Task requirements: Can you copy the records word for word, from the very first line through the line containing "colony bbox=[258, 112, 260, 115]", with both of those lines included?

Data in this exercise:
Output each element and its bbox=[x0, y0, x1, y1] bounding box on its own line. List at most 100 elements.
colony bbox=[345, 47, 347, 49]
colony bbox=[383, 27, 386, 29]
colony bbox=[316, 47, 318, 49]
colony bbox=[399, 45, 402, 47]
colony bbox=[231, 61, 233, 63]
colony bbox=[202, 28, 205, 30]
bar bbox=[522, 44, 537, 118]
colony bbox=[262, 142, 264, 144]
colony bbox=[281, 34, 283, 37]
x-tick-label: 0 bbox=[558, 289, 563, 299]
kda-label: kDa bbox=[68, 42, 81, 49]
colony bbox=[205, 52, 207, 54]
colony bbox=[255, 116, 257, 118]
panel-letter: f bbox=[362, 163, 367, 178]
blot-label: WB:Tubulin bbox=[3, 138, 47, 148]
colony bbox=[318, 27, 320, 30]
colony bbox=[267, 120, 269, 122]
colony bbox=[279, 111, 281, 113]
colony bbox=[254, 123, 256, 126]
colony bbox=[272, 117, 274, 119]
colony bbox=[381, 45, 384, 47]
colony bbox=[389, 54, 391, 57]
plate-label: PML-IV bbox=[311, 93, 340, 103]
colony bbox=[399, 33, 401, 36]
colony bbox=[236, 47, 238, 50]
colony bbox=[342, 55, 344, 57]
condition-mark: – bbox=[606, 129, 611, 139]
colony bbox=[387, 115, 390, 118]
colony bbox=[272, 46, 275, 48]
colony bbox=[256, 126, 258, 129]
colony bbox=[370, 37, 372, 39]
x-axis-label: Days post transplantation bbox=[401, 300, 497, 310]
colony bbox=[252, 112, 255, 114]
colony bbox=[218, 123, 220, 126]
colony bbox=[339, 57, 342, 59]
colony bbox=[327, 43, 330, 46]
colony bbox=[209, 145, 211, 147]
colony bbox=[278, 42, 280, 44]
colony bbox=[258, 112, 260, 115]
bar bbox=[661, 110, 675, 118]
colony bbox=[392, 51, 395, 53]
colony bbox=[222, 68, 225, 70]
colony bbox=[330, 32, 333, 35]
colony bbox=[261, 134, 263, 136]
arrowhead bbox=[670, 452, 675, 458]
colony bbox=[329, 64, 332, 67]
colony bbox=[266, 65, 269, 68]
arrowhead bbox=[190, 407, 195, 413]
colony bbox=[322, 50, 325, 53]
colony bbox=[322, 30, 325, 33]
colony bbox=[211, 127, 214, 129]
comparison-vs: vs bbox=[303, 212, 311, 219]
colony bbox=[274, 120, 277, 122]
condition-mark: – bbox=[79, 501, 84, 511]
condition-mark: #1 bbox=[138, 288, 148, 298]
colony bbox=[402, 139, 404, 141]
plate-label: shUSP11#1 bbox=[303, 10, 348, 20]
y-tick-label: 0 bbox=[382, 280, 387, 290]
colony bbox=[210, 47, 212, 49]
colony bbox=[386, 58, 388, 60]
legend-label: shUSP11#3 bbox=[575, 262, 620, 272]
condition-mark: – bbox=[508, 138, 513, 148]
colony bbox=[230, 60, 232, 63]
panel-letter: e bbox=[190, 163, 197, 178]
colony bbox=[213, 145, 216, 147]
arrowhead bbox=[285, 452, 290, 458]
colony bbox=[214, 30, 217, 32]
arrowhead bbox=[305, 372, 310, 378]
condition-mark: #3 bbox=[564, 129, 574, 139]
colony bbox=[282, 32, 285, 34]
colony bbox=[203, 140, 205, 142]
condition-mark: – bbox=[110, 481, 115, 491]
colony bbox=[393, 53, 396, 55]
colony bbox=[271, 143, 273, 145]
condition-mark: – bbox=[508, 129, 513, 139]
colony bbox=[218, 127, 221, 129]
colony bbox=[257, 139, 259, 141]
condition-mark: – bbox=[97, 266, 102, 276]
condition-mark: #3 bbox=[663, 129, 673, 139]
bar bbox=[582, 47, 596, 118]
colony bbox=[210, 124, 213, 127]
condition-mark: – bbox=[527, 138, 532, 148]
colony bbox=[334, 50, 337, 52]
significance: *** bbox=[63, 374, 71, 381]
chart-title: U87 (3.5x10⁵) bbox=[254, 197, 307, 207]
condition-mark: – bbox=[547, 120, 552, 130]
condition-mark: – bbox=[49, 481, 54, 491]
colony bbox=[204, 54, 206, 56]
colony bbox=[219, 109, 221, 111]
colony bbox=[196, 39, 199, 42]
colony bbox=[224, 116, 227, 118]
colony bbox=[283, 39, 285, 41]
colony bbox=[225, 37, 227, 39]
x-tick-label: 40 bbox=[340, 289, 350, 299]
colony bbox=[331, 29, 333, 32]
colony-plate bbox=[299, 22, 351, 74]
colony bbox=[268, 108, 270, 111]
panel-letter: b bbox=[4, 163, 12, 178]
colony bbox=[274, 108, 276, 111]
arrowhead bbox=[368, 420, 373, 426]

Output for this task:
Output each element and its bbox=[x0, y0, x1, y1] bounding box on its own line. List at most 100 elements.
colony bbox=[345, 47, 347, 49]
colony bbox=[383, 27, 386, 29]
colony bbox=[316, 47, 318, 49]
colony bbox=[399, 45, 402, 47]
colony bbox=[231, 61, 233, 63]
colony bbox=[202, 28, 205, 30]
bar bbox=[522, 44, 537, 118]
colony bbox=[262, 142, 264, 144]
colony bbox=[281, 34, 283, 37]
x-tick-label: 0 bbox=[558, 289, 563, 299]
kda-label: kDa bbox=[68, 42, 81, 49]
colony bbox=[205, 52, 207, 54]
colony bbox=[255, 116, 257, 118]
panel-letter: f bbox=[362, 163, 367, 178]
blot-label: WB:Tubulin bbox=[3, 138, 47, 148]
colony bbox=[318, 27, 320, 30]
colony bbox=[267, 120, 269, 122]
colony bbox=[279, 111, 281, 113]
colony bbox=[254, 123, 256, 126]
colony bbox=[272, 117, 274, 119]
colony bbox=[381, 45, 384, 47]
colony bbox=[389, 54, 391, 57]
plate-label: PML-IV bbox=[311, 93, 340, 103]
colony bbox=[399, 33, 401, 36]
colony bbox=[236, 47, 238, 50]
colony bbox=[342, 55, 344, 57]
condition-mark: – bbox=[606, 129, 611, 139]
colony bbox=[387, 115, 390, 118]
colony bbox=[272, 46, 275, 48]
colony bbox=[256, 126, 258, 129]
colony bbox=[370, 37, 372, 39]
x-axis-label: Days post transplantation bbox=[401, 300, 497, 310]
colony bbox=[252, 112, 255, 114]
colony bbox=[218, 123, 220, 126]
colony bbox=[339, 57, 342, 59]
colony bbox=[327, 43, 330, 46]
colony bbox=[209, 145, 211, 147]
colony bbox=[278, 42, 280, 44]
colony bbox=[258, 112, 260, 115]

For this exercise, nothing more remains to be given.